[Stored data entries]
════

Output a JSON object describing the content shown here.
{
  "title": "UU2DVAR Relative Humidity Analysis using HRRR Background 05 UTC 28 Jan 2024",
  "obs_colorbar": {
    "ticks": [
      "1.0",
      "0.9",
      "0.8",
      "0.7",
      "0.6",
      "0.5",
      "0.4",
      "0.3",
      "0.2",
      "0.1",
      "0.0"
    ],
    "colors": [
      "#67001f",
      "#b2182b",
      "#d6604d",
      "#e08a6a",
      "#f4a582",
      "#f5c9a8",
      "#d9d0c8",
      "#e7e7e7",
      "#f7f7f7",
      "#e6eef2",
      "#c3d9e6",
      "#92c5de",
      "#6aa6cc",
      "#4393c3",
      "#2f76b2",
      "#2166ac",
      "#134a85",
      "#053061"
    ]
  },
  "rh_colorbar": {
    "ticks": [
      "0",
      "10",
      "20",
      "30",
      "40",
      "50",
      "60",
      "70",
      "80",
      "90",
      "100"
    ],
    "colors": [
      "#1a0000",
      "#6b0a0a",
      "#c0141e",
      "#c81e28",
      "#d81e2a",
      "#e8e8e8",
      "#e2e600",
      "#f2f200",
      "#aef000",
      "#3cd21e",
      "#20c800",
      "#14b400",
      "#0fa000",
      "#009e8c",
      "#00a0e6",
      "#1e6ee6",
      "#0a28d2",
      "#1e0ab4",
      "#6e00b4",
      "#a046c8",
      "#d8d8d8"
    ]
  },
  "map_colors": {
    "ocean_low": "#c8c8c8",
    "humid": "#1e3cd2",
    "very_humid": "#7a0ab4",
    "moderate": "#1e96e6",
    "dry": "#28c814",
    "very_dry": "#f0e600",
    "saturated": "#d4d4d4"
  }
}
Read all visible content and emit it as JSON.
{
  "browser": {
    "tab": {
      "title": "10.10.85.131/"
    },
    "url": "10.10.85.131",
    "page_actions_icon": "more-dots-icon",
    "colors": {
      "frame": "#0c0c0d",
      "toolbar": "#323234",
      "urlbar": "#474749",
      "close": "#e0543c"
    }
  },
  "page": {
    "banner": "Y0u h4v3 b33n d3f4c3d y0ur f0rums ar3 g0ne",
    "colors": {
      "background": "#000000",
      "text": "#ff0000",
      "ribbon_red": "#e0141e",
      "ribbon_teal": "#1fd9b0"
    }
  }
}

════

Written instruction:
Take every line that includes the string "JSON" and copy it.

The solution:
Output a JSON object describing the content shown here.
Read all visible content and emit it as JSON.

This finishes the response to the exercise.